┏━━

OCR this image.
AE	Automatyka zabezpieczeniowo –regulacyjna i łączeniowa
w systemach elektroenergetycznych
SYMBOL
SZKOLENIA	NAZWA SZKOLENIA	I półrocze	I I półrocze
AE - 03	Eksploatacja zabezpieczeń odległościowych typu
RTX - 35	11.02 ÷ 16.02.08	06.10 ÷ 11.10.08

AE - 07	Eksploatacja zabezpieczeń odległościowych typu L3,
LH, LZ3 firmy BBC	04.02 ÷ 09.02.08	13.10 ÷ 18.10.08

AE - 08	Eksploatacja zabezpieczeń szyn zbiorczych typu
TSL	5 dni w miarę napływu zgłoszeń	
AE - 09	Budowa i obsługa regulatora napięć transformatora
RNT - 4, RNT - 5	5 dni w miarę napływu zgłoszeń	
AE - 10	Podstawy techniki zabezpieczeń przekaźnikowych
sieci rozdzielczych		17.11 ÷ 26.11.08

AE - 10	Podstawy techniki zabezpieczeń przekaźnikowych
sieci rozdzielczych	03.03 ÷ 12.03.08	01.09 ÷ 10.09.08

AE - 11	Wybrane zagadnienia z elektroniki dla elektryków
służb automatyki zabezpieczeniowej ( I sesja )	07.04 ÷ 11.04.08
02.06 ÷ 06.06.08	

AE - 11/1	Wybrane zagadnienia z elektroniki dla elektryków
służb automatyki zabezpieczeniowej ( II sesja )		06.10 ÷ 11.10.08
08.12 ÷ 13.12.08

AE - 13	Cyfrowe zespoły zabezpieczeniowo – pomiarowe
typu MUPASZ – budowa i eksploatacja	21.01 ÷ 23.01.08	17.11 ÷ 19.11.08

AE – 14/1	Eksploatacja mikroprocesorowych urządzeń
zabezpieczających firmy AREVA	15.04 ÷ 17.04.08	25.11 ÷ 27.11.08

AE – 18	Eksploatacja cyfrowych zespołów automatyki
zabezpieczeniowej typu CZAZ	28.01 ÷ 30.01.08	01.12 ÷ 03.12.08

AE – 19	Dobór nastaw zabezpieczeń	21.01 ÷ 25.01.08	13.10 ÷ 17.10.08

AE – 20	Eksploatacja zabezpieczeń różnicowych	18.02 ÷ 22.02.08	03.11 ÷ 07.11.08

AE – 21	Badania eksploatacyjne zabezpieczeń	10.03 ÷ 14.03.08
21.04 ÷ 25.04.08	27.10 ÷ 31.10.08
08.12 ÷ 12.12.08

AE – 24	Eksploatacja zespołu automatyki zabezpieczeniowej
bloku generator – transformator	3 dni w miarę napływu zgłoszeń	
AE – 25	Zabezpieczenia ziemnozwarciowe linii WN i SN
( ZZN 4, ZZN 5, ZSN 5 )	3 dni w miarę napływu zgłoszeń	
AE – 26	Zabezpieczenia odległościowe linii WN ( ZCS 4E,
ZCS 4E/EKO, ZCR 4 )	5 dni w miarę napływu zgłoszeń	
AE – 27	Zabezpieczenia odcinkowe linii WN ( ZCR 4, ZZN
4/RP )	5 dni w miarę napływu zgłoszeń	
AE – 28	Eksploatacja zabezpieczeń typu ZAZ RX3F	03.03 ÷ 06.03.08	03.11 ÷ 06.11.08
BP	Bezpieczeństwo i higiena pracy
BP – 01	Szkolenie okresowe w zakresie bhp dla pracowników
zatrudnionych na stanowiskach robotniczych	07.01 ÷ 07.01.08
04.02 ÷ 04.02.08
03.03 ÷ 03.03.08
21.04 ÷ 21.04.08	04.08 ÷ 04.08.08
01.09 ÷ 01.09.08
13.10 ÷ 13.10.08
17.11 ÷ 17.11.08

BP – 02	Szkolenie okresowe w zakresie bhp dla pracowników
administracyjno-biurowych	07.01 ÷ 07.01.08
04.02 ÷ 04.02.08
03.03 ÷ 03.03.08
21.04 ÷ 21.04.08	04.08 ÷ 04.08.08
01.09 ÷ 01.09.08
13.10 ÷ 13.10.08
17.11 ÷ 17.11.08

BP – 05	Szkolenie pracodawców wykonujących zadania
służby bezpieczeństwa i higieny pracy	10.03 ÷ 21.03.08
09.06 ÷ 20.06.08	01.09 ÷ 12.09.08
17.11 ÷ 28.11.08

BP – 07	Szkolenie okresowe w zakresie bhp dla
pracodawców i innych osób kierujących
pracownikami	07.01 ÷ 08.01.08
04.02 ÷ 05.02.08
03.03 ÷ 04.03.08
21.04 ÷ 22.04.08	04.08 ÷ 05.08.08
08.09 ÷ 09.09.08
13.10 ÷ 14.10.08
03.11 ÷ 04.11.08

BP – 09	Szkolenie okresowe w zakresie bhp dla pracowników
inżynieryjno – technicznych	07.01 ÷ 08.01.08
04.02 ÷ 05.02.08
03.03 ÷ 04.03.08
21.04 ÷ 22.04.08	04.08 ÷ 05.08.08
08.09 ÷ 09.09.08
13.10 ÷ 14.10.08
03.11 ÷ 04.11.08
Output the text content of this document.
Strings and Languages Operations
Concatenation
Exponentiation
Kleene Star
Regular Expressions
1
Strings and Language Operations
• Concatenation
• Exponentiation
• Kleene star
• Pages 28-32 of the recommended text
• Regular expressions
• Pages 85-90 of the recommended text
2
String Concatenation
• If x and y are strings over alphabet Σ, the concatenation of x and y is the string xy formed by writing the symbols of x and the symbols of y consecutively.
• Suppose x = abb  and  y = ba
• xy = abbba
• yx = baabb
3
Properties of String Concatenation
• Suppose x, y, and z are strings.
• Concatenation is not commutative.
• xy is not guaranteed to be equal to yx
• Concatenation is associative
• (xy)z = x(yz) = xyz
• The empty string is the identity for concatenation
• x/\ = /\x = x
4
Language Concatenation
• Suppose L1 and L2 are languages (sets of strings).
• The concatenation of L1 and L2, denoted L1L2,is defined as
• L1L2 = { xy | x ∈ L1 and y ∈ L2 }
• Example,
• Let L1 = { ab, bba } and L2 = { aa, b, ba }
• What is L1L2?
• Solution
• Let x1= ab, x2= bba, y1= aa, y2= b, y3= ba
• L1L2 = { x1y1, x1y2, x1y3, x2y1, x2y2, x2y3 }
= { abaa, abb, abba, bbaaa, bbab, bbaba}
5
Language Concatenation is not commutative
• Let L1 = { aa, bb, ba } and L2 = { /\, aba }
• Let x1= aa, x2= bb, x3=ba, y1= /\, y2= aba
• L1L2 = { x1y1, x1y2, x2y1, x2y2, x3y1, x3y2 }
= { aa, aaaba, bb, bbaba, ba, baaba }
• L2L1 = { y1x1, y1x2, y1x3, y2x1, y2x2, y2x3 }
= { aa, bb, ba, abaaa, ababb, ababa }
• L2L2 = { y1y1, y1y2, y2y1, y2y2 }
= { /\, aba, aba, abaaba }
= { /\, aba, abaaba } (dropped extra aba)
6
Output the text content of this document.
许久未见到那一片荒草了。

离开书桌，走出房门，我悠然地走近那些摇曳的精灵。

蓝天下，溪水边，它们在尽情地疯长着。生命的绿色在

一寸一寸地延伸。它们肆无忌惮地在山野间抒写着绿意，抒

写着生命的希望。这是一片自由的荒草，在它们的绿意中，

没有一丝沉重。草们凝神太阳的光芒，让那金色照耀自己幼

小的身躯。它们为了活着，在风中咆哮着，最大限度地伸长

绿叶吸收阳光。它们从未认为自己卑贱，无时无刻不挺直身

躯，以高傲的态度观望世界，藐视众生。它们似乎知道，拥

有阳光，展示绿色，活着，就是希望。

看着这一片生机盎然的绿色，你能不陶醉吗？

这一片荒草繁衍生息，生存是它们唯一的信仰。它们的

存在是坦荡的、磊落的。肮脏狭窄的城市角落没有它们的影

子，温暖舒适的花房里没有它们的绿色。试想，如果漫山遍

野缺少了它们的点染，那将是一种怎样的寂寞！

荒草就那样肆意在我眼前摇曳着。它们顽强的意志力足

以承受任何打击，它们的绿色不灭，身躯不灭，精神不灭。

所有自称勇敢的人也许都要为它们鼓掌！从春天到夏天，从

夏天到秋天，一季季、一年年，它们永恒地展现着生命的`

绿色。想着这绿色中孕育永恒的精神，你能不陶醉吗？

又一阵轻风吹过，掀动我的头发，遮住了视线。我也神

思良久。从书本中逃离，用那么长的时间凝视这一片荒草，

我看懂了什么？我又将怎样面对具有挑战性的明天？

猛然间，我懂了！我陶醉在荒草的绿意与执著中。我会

┗━━

**Goal**
Extract all lines that hold the word "zabezpieczeniowo".

**Task response**
AE	Automatyka zabezpieczeniowo –regulacyjna i łączeniowa
AE - 13	Cyfrowe zespoły zabezpieczeniowo – pomiarowe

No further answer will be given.